══ Supplied material

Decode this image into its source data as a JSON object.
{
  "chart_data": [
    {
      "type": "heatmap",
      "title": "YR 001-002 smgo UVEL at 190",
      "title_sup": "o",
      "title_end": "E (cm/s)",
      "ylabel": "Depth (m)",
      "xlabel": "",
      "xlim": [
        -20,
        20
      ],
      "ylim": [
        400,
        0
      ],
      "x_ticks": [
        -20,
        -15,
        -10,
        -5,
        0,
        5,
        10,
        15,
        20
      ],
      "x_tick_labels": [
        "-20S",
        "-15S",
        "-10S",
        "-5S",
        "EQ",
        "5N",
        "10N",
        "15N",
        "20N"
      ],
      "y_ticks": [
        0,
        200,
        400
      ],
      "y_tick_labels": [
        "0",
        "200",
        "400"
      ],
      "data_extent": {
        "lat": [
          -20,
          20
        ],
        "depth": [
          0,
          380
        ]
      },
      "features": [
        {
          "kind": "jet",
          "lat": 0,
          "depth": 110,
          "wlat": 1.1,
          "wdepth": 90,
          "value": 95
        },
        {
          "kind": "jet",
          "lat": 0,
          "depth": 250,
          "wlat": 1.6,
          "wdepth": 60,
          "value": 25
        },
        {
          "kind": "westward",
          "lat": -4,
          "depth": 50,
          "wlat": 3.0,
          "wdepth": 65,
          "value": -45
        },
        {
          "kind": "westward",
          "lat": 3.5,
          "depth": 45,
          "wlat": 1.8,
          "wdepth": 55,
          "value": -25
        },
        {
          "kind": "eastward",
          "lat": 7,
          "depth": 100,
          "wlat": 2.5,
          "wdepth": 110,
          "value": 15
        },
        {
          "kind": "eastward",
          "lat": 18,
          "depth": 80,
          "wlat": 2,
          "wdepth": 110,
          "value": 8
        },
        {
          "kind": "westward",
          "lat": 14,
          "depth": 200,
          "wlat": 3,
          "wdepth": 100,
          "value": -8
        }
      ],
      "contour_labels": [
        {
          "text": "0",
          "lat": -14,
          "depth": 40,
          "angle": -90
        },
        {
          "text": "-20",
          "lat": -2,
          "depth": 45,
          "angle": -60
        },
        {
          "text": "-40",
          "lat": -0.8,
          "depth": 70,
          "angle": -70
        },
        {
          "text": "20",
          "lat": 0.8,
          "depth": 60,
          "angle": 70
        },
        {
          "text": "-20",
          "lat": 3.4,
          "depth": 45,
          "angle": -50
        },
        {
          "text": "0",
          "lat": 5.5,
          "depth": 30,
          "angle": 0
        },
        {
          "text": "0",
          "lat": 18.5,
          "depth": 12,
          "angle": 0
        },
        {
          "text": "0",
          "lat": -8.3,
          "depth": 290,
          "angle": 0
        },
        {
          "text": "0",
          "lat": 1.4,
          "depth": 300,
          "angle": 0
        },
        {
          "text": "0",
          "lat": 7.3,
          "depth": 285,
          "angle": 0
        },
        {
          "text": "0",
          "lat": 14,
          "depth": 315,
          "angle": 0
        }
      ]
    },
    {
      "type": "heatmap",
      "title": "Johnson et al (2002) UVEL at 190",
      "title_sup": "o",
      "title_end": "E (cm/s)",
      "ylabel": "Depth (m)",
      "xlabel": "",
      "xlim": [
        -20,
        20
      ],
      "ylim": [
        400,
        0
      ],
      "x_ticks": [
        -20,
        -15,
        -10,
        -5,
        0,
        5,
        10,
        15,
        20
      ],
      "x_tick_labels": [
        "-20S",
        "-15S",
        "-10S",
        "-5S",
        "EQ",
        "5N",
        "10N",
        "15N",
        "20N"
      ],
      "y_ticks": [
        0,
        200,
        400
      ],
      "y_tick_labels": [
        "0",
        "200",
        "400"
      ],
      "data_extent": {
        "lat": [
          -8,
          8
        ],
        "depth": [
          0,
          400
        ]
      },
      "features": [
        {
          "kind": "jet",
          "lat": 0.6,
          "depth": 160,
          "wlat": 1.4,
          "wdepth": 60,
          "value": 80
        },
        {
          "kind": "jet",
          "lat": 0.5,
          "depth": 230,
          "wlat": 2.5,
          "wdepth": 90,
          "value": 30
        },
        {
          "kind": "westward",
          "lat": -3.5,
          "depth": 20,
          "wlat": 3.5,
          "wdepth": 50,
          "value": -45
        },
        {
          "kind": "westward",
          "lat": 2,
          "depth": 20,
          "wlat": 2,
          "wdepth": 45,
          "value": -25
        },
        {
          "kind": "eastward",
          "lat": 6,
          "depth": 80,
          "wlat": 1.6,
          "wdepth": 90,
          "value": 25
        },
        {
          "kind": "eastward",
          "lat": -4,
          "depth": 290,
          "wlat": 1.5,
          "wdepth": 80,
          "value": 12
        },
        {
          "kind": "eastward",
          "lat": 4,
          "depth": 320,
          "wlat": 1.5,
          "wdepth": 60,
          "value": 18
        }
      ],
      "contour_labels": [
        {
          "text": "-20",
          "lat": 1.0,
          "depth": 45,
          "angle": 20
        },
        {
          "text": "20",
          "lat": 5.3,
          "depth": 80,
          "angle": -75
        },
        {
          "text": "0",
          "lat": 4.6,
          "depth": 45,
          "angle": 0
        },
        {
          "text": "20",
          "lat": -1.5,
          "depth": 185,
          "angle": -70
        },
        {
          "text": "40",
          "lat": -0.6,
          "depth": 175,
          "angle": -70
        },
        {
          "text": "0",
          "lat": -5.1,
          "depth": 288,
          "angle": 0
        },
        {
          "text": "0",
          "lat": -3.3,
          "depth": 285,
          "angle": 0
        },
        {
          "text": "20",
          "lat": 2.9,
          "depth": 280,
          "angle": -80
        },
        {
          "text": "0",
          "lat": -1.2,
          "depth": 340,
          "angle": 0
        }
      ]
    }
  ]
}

════

Exercise directions – Set down all of the records shown above once more, exactly.

Completed task –
Decode this image into its source data as a JSON object.
{
  "chart_data": [
    {
      "type": "heatmap",
      "title": "YR 001-002 smgo UVEL at 190",
      "title_sup": "o",
      "title_end": "E (cm/s)",
      "ylabel": "Depth (m)",
      "xlabel": "",
      "xlim": [
        -20,
        20
      ],
      "ylim": [
        400,
        0
      ],
      "x_ticks": [
        -20,
        -15,
        -10,
        -5,
        0,
        5,
        10,
        15,
        20
      ],
      "x_tick_labels": [
        "-20S",
        "-15S",
        "-10S",
        "-5S",
        "EQ",
        "5N",
        "10N",
        "15N",
        "20N"
      ],
      "y_ticks": [
        0,
        200,
        400
      ],
      "y_tick_labels": [
        "0",
        "200",
        "400"
      ],
      "data_extent": {
        "lat": [
          -20,
          20
        ],
        "depth": [
          0,
          380
        ]
      },
      "features": [
        {
          "kind": "jet",
          "lat": 0,
          "depth": 110,
          "wlat": 1.1,
          "wdepth": 90,
          "value": 95
        },
        {
          "kind": "jet",
          "lat": 0,
          "depth": 250,
          "wlat": 1.6,
          "wdepth": 60,
          "value": 25
        },
        {
          "kind": "westward",
          "lat": -4,
          "depth": 50,
          "wlat": 3.0,
          "wdepth": 65,
          "value": -45
        },
        {
          "kind": "westward",
          "lat": 3.5,
          "depth": 45,
          "wlat": 1.8,
          "wdepth": 55,
          "value": -25
        },
        {
          "kind": "eastward",
          "lat": 7,
          "depth": 100,
          "wlat": 2.5,
          "wdepth": 110,
          "value": 15
        },
        {
          "kind": "eastward",
          "lat": 18,
          "depth": 80,
          "wlat": 2,
          "wdepth": 110,
          "value": 8
        },
        {
          "kind": "westward",
          "lat": 14,
          "depth": 200,
          "wlat": 3,
          "wdepth": 100,
          "value": -8
        }
      ],
      "contour_labels": [
        {
          "text": "0",
          "lat": -14,
          "depth": 40,
          "angle": -90
        },
        {
          "text": "-20",
          "lat": -2,
          "depth": 45,
          "angle": -60
        },
        {
          "text": "-40",
          "lat": -0.8,
          "depth": 70,
          "angle": -70
        },
        {
          "text": "20",
          "lat": 0.8,
          "depth": 60,
          "angle": 70
        },
        {
          "text": "-20",
          "lat": 3.4,
          "depth": 45,
          "angle": -50
        },
        {
          "text": "0",
          "lat": 5.5,
          "depth": 30,
          "angle": 0
        },
        {
          "text": "0",
          "lat": 18.5,
          "depth": 12,
          "angle": 0
        },
        {
          "text": "0",
          "lat": -8.3,
          "depth": 290,
          "angle": 0
        },
        {
          "text": "0",
          "lat": 1.4,
          "depth": 300,
          "angle": 0
        },
        {
          "text": "0",
          "lat": 7.3,
          "depth": 285,
          "angle": 0
        },
        {
          "text": "0",
          "lat": 14,
          "depth": 315,
          "angle": 0
        }
      ]
    },
    {
      "type": "heatmap",
      "title": "Johnson et al (2002) UVEL at 190",
      "title_sup": "o",
      "title_end": "E (cm/s)",
      "ylabel": "Depth (m)",
      "xlabel": "",
      "xlim": [
        -20,
        20
      ],
      "ylim": [
        400,
        0
      ],
      "x_ticks": [
        -20,
        -15,
        -10,
        -5,
        0,
        5,
        10,
        15,
        20
      ],
      "x_tick_labels": [
        "-20S",
        "-15S",
        "-10S",
        "-5S",
        "EQ",
        "5N",
        "10N",
        "15N",
        "20N"
      ],
      "y_ticks": [
        0,
        200,
        400
      ],
      "y_tick_labels": [
        "0",
        "200",
        "400"
      ],
      "data_extent": {
        "lat": [
          -8,
          8
        ],
        "depth": [
          0,
          400
        ]
      },
      "features": [
        {
          "kind": "jet",
          "lat": 0.6,
          "depth": 160,
          "wlat": 1.4,
          "wdepth": 60,
          "value": 80
        },
        {
          "kind": "jet",
          "lat": 0.5,
          "depth": 230,
          "wlat": 2.5,
          "wdepth": 90,
          "value": 30
        },
        {
          "kind": "westward",
          "lat": -3.5,
          "depth": 20,
          "wlat": 3.5,
          "wdepth": 50,
          "value": -45
        },
        {
          "kind": "westward",
          "lat": 2,
          "depth": 20,
          "wlat": 2,
          "wdepth": 45,
          "value": -25
        },
        {
          "kind": "eastward",
          "lat": 6,
          "depth": 80,
          "wlat": 1.6,
          "wdepth": 90,
          "value": 25
        },
        {
          "kind": "eastward",
          "lat": -4,
          "depth": 290,
          "wlat": 1.5,
          "wdepth": 80,
          "value": 12
        },
        {
          "kind": "eastward",
          "lat": 4,
          "depth": 320,
          "wlat": 1.5,
          "wdepth": 60,
          "value": 18
        }
      ],
      "contour_labels": [
        {
          "text": "-20",
          "lat": 1.0,
          "depth": 45,
          "angle": 20
        },
        {
          "text": "20",
          "lat": 5.3,
          "depth": 80,
          "angle": -75
        },
        {
          "text": "0",
          "lat": 4.6,
          "depth": 45,
          "angle": 0
        },
        {
          "text": "20",
          "lat": -1.5,
          "depth": 185,
          "angle": -70
        },
        {
          "text": "40",
          "lat": -0.6,
          "depth": 175,
          "angle": -70
        },
        {
          "text": "0",
          "lat": -5.1,
          "depth": 288,
          "angle": 0
        },
        {
          "text": "0",
          "lat": -3.3,
          "depth": 285,
          "angle": 0
        },
        {
          "text": "20",
          "lat": 2.9,
          "depth": 280,
          "angle": -80
        },
        {
          "text": "0",
          "lat": -1.2,
          "depth": 340,
          "angle": 0
        }
      ]
    }
  ]
}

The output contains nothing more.